_SET EXERCISE_:
The records below are to be quoted in full; please keep every word exact.

Recorded data
********************

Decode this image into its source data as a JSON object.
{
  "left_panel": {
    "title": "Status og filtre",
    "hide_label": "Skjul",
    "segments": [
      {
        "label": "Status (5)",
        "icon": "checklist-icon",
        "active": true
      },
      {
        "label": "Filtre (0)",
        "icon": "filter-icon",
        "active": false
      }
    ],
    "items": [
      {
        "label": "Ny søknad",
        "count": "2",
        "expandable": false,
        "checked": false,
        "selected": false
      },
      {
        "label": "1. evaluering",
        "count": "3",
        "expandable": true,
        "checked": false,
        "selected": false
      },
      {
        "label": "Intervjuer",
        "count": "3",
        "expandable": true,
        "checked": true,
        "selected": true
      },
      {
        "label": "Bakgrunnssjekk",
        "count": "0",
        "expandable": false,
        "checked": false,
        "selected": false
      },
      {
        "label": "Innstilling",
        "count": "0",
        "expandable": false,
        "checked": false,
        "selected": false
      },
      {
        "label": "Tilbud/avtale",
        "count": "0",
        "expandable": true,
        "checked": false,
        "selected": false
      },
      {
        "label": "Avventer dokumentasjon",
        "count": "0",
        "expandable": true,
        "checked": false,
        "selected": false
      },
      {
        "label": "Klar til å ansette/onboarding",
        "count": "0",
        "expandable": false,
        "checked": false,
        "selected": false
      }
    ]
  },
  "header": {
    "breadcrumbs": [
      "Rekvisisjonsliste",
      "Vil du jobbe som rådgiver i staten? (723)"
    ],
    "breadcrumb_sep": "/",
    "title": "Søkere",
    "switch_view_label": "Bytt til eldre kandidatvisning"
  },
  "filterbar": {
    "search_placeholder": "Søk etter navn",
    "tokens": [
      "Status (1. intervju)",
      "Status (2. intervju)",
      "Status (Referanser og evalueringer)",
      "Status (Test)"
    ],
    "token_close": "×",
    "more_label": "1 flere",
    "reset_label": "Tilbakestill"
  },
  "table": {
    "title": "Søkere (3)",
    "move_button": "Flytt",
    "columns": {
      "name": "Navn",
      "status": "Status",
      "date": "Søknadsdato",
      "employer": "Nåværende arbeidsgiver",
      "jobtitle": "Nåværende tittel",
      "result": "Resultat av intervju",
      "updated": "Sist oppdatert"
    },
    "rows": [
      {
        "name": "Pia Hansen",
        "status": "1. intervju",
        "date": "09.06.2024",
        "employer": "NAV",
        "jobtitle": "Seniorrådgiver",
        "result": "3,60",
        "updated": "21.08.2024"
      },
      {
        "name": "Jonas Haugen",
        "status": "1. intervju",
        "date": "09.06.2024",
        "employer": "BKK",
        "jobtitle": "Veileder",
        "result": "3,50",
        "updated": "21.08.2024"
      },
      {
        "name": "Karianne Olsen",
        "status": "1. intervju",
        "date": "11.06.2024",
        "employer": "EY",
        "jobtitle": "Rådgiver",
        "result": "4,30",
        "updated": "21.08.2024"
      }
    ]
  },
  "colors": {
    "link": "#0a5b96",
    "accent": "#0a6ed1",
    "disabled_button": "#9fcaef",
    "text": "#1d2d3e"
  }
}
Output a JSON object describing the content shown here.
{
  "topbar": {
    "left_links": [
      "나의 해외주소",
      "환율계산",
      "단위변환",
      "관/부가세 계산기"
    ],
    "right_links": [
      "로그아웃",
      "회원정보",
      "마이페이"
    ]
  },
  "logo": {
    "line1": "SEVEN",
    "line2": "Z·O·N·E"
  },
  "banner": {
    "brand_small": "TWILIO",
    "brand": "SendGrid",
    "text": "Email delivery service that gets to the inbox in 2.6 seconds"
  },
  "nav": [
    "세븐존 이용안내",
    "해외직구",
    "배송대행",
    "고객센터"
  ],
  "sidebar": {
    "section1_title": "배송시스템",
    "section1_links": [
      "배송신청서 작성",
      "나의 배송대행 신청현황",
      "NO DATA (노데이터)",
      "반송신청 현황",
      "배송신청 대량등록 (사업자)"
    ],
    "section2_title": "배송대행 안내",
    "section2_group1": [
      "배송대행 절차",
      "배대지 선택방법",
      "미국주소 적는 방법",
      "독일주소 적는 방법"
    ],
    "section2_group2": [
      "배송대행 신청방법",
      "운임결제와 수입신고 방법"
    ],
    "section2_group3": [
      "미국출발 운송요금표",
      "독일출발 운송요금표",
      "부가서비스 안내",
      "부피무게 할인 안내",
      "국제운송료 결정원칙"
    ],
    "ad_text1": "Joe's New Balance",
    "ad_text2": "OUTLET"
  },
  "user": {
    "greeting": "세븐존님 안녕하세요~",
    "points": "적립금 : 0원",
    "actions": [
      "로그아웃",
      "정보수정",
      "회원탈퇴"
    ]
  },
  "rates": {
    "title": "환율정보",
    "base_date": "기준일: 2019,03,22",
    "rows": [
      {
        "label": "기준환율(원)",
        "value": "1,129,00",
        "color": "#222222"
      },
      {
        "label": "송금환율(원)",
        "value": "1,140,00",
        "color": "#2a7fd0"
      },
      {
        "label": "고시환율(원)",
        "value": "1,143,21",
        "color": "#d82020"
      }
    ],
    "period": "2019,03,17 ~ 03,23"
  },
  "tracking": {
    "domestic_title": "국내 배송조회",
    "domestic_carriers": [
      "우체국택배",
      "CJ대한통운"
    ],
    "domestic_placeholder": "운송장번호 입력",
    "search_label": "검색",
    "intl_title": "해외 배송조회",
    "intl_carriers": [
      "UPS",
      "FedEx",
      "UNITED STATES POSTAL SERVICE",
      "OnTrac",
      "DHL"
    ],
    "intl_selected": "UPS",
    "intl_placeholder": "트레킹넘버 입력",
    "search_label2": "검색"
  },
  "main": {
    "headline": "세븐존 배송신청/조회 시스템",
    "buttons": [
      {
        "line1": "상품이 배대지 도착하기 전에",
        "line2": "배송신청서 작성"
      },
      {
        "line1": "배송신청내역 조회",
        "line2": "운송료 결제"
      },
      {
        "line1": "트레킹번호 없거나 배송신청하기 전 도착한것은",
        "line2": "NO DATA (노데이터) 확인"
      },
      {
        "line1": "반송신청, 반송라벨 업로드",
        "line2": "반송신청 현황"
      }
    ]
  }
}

********************

_PROBLEM SOLUTION_:
Decode this image into its source data as a JSON object.
{
  "left_panel": {
    "title": "Status og filtre",
    "hide_label": "Skjul",
    "segments": [
      {
        "label": "Status (5)",
        "icon": "checklist-icon",
        "active": true
      },
      {
        "label": "Filtre (0)",
        "icon": "filter-icon",
        "active": false
      }
    ],
    "items": [
      {
        "label": "Ny søknad",
        "count": "2",
        "expandable": false,
        "checked": false,
        "selected": false
      },
      {
        "label": "1. evaluering",
        "count": "3",
        "expandable": true,
        "checked": false,
        "selected": false
      },
      {
        "label": "Intervjuer",
        "count": "3",
        "expandable": true,
        "checked": true,
        "selected": true
      },
      {
        "label": "Bakgrunnssjekk",
        "count": "0",
        "expandable": false,
        "checked": false,
        "selected": false
      },
      {
        "label": "Innstilling",
        "count": "0",
        "expandable": false,
        "checked": false,
        "selected": false
      },
      {
        "label": "Tilbud/avtale",
        "count": "0",
        "expandable": true,
        "checked": false,
        "selected": false
      },
      {
        "label": "Avventer dokumentasjon",
        "count": "0",
        "expandable": true,
        "checked": false,
        "selected": false
      },
      {
        "label": "Klar til å ansette/onboarding",
        "count": "0",
        "expandable": false,
        "checked": false,
        "selected": false
      }
    ]
  },
  "header": {
    "breadcrumbs": [
      "Rekvisisjonsliste",
      "Vil du jobbe som rådgiver i staten? (723)"
    ],
    "breadcrumb_sep": "/",
    "title": "Søkere",
    "switch_view_label": "Bytt til eldre kandidatvisning"
  },
  "filterbar": {
    "search_placeholder": "Søk etter navn",
    "tokens": [
      "Status (1. intervju)",
      "Status (2. intervju)",
      "Status (Referanser og evalueringer)",
      "Status (Test)"
    ],
    "token_close": "×",
    "more_label": "1 flere",
    "reset_label": "Tilbakestill"
  },
  "table": {
    "title": "Søkere (3)",
    "move_button": "Flytt",
    "columns": {
      "name": "Navn",
      "status": "Status",
      "date": "Søknadsdato",
      "employer": "Nåværende arbeidsgiver",
      "jobtitle": "Nåværende tittel",
      "result": "Resultat av intervju",
      "updated": "Sist oppdatert"
    },
    "rows": [
      {
        "name": "Pia Hansen",
        "status": "1. intervju",
        "date": "09.06.2024",
        "employer": "NAV",
        "jobtitle": "Seniorrådgiver",
        "result": "3,60",
        "updated": "21.08.2024"
      },
      {
        "name": "Jonas Haugen",
        "status": "1. intervju",
        "date": "09.06.2024",
        "employer": "BKK",
        "jobtitle": "Veileder",
        "result": "3,50",
        "updated": "21.08.2024"
      },
      {
        "name": "Karianne Olsen",
        "status": "1. intervju",
        "date": "11.06.2024",
        "employer": "EY",
        "jobtitle": "Rådgiver",
        "result": "4,30",
        "updated": "21.08.2024"
      }
    ]
  },
  "colors": {
    "link": "#0a5b96",
    "accent": "#0a6ed1",
    "disabled_button": "#9fcaef",
    "text": "#1d2d3e"
  }
}
Output a JSON object describing the content shown here.
{
  "topbar": {
    "left_links": [
      "나의 해외주소",
      "환율계산",
      "단위변환",
      "관/부가세 계산기"
    ],
    "right_links": [
      "로그아웃",
      "회원정보",
      "마이페이"
    ]
  },
  "logo": {
    "line1": "SEVEN",
    "line2": "Z·O·N·E"
  },
  "banner": {
    "brand_small": "TWILIO",
    "brand": "SendGrid",
    "text": "Email delivery service that gets to the inbox in 2.6 seconds"
  },
  "nav": [
    "세븐존 이용안내",
    "해외직구",
    "배송대행",
    "고객센터"
  ],
  "sidebar": {
    "section1_title": "배송시스템",
    "section1_links": [
      "배송신청서 작성",
      "나의 배송대행 신청현황",
      "NO DATA (노데이터)",
      "반송신청 현황",
      "배송신청 대량등록 (사업자)"
    ],
    "section2_title": "배송대행 안내",
    "section2_group1": [
      "배송대행 절차",
      "배대지 선택방법",
      "미국주소 적는 방법",
      "독일주소 적는 방법"
    ],
    "section2_group2": [
      "배송대행 신청방법",
      "운임결제와 수입신고 방법"
    ],
    "section2_group3": [
      "미국출발 운송요금표",
      "독일출발 운송요금표",
      "부가서비스 안내",
      "부피무게 할인 안내",
      "국제운송료 결정원칙"
    ],
    "ad_text1": "Joe's New Balance",
    "ad_text2": "OUTLET"
  },
  "user": {
    "greeting": "세븐존님 안녕하세요~",
    "points": "적립금 : 0원",
    "actions": [
      "로그아웃",
      "정보수정",
      "회원탈퇴"
    ]
  },
  "rates": {
    "title": "환율정보",
    "base_date": "기준일: 2019,03,22",
    "rows": [
      {
        "label": "기준환율(원)",
        "value": "1,129,00",
        "color": "#222222"
      },
      {
        "label": "송금환율(원)",
        "value": "1,140,00",
        "color": "#2a7fd0"
      },
      {
        "label": "고시환율(원)",
        "value": "1,143,21",
        "color": "#d82020"
      }
    ],
    "period": "2019,03,17 ~ 03,23"
  },
  "tracking": {
    "domestic_title": "국내 배송조회",
    "domestic_carriers": [
      "우체국택배",
      "CJ대한통운"
    ],
    "domestic_placeholder": "운송장번호 입력",
    "search_label": "검색",
    "intl_title": "해외 배송조회",
    "intl_carriers": [
      "UPS",
      "FedEx",
      "UNITED STATES POSTAL SERVICE",
      "OnTrac",
      "DHL"
    ],
    "intl_selected": "UPS",
    "intl_placeholder": "트레킹넘버 입력",
    "search_label2": "검색"
  },
  "main": {
    "headline": "세븐존 배송신청/조회 시스템",
    "buttons": [
      {
        "line1": "상품이 배대지 도착하기 전에",
        "line2": "배송신청서 작성"
      },
      {
        "line1": "배송신청내역 조회",
        "line2": "운송료 결제"
      },
      {
        "line1": "트레킹번호 없거나 배송신청하기 전 도착한것은",
        "line2": "NO DATA (노데이터) 확인"
      },
      {
        "line1": "반송신청, 반송라벨 업로드",
        "line2": "반송신청 현황"
      }
    ]
  }
}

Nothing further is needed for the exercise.